◆ **Short task**:
Continue the comment below on the ActiveMQ PageFile issue from where it stops.

## start Extract provided

Mailing-List: contact dev-help@activemq.apache.org; run by ezmlm
Precedence: bulk
Reply-To: dev@activemq.apache.org
Date: Fri, 14 Dec 2012 14:04:14 +0000 (UTC)
From: "Michael Black (JIRA)" <jira@apache.org>
To: dev@activemq.apache.org
Message-ID: <JIRA.12623010.1354970816421.7225.1355493854167@arcas>
In-Reply-To: <JIRA.12623010.1354970816421@arcas>
References: <JIRA.12623010.1354970816421@arcas>
Subject: [jira] [Commented] (AMQ-4214) PageFile is not loaded
MIME-Version: 1.0
Content-Type: text/plain; charset=utf-8
Content-Transfer-Encoding: 7bit


    [ https://issues.apache.org/jira/browse/AMQ-4214?page=com.atlassian.jira.plugin.system.issuetabpanels:comment-tabpanel&focusedCommentId=13532309#comment-13532309 ] 

Michael Black commented on AMQ-4214:
------------------------------------

One thing I can add....here is the script I was running to test our error checking.
Our system retrieves a small message containing a document name from "activemq" below and then gets the document itself from another system (a mysql database called UDR).

The script either blocks the IP address completely (network down) or rejects the packet (service down).

So my suspicion is that doing "./fw.sh activemq down" or "./fw.sh activemq reject" or the combo is what caused this.  Perhaps in the middle of a receive or while the receive was in wait status.  And messages were being deposited in the topic (though probably at rate of maybe 1 to 10 per second...it's a realtime news feed so it varies).  During my testing the topic queue did have thousands of messages waiting since I was not pulling them off until empty for my testing.
We are on a WAN with about 25ms latency to the activemq system.

I probably tested doing this several dozen times and eventually noticed the negative numbers in the topic it was using.  All other topics were fine (though I think were the ones mainly using the activemq system).  I could try and recreate this but it's going to be random I'm sure.  And my guys on the other end of the WAN won't be happy if they have to restart ActiveMQ again.

And I'll note again...we had a bug where we were trying to reconnect an already-opened connection.  But I doubt that was the cause since it never gets to the queue in that situation.

So the 2 most likely situations IMHO:
#1 receive() is blocked and packets are either dropped or rejected during that time
#2 receive() is receiving message and packets are either dropped or rejected during that time perhaps messing with the autoacknowledge.

## end Extract provided
## start Extracted material

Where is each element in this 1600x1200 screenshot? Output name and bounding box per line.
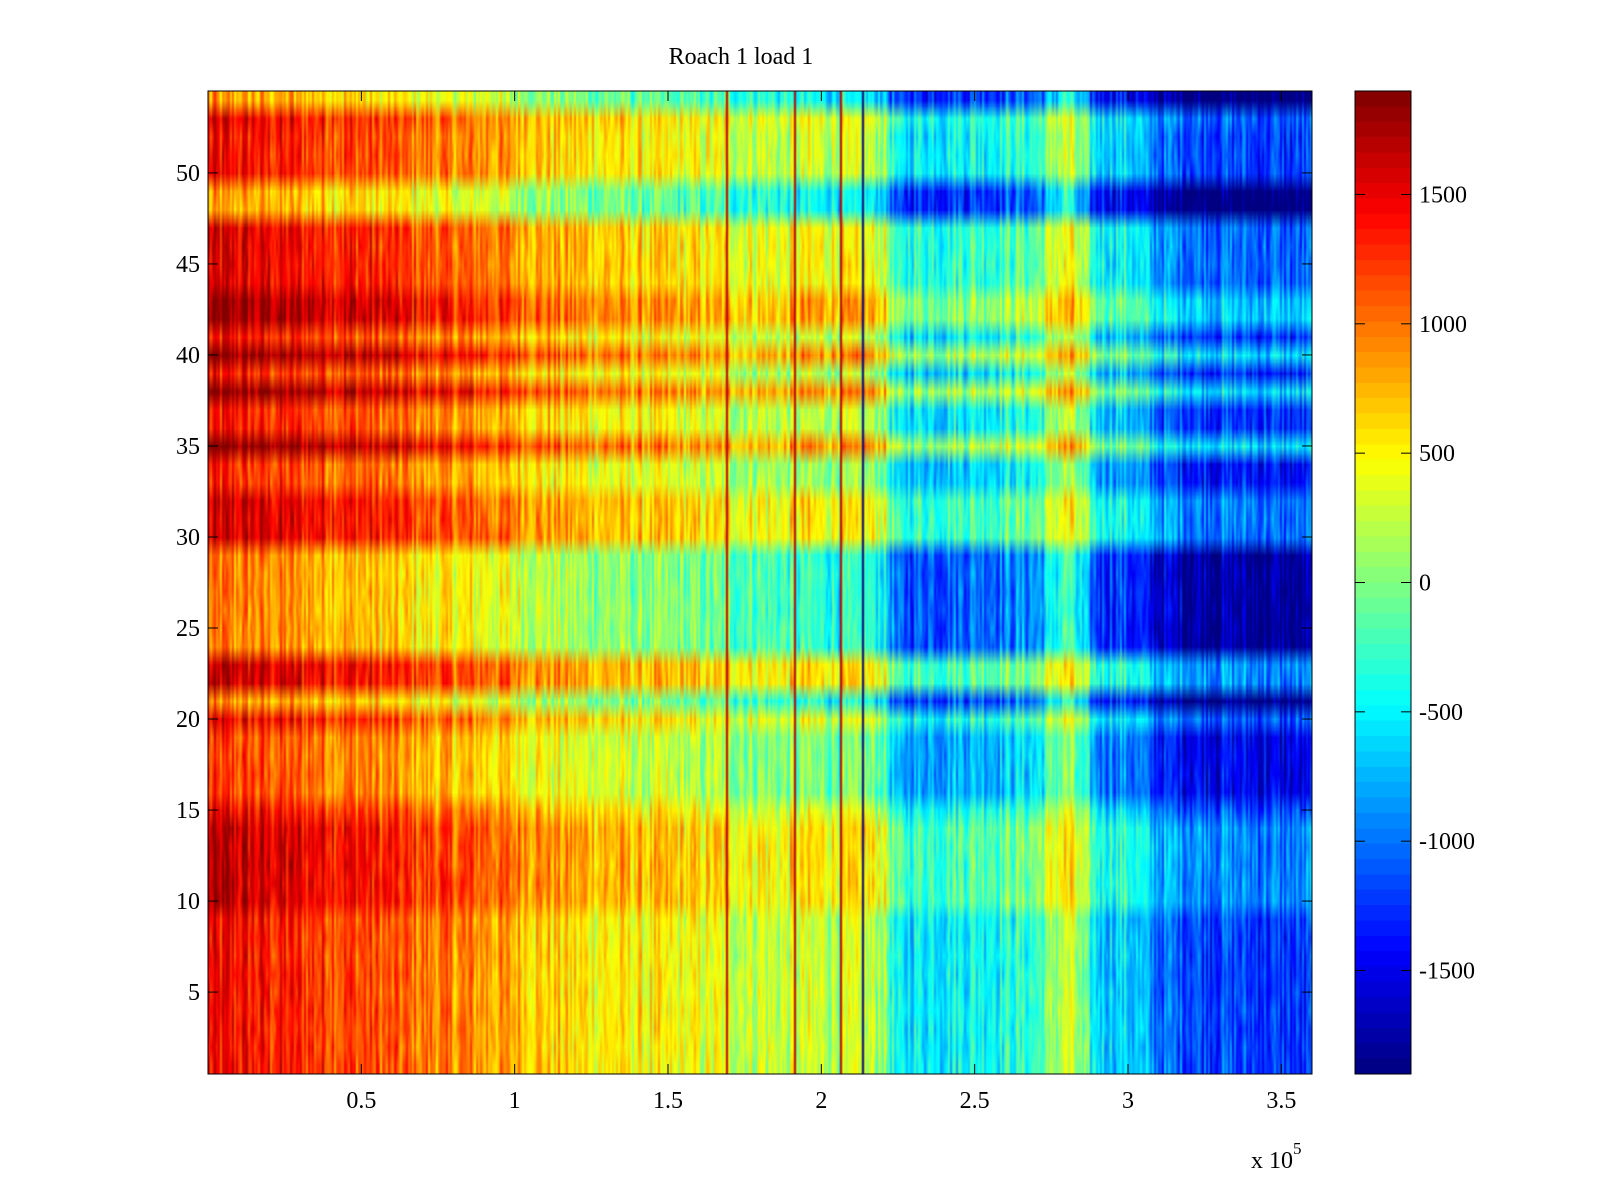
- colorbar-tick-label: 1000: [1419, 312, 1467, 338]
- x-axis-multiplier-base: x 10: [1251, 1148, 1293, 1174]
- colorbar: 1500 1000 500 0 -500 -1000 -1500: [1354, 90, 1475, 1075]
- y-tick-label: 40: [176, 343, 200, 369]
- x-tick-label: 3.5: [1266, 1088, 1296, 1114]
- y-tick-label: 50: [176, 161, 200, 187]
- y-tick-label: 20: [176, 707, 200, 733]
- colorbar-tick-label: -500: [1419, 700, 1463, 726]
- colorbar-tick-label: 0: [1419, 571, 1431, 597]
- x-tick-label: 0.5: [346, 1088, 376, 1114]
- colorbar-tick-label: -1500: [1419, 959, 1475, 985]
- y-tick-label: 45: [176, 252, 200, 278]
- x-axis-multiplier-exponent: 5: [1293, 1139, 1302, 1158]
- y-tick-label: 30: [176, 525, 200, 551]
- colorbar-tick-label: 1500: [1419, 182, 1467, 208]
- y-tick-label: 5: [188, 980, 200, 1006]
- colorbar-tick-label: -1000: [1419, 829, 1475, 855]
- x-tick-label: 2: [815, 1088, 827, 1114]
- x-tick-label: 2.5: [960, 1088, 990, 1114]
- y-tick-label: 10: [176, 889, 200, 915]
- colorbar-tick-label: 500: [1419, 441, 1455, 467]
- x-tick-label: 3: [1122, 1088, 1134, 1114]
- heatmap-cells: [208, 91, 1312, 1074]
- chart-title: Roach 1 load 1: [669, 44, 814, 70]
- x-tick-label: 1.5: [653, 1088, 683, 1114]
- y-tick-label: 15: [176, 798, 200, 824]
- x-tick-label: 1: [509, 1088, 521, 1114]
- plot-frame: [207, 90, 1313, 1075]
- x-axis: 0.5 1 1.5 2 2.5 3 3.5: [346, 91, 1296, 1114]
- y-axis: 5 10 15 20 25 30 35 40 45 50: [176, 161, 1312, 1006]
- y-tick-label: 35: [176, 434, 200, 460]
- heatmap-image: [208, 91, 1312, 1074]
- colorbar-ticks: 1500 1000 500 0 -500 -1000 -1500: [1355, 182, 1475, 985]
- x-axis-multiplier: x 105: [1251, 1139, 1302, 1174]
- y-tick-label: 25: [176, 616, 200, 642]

## end Extracted material

◆ **Output**:
I'd say the odds of #2 seem small but with 25ms delays it's more than feasible for me to have hit that occurrence.

So if you receive a message and drop the connection before it's autoacknowledged could that cause it? 

#!/bin/sh
if [ "$1" == "" ];then
echo Usage: $0 [udr activemq up] [down reject]
echo To turn off firewall "$0 up"
exit 1
fi
if [ "$1" == "udr" ];then
IPADDR=10.2.100.214
PORT=8080
shift
fi
if [ "$1" == "activemq" ];then
IPADDR=10.2.100.209
PORT=61616
shift
fi
if [ "$1" == "down" ];then
echo $IPADDR down
iptables -A INPUT -s "$IPADDR" -j DROP
fi
if [ "$1" == "reject" ];then
echo port $PORT reject
iptables -A OUTPUT -p TCP --destination $IPADDR -j REJECT --reject-with tcp-reset
#iptables -A OUTPUT -p TCP --dport $PORT -j REJECT --reject-with tcp-reset
fi
if [ "$1" == "up" ];then
echo iptables flushed
iptables --flush
fi


Michael D. Black
Senior Scientist
Advanced Analytics Directorate
Advanced GEOINT Solutions Operating Unit
Northrop Grumman Information Systems


> PageFile is not loaded
> ----------------------
>
>                 Key: AMQ-4214
>                 URL: https://issues.apache.org/jira/browse/AMQ-4214
>             Project: ActiveMQ
>          Issue Type: Bug
>          Components: Message Store
>    Affects Versions: 5.7.0
>         Environment: Red Hat Enterprise Linux Server release 5.7 (Tikanga)
> System had been up for 15 days.
> The "Messages Enqueued" in the Topics tab for our topic was negative (~-63000)
> The Subscriber tab showed about 14,000 in the Pending Queue Size and was not decreasing.  Messages Enqueued/Dequeued were incrementing and messages were being delivered (this is a real-time queue).
> So I deleted the Q.  Then we could not recreate the Q and got the message below.
> Other topics in the system appeared to be fine.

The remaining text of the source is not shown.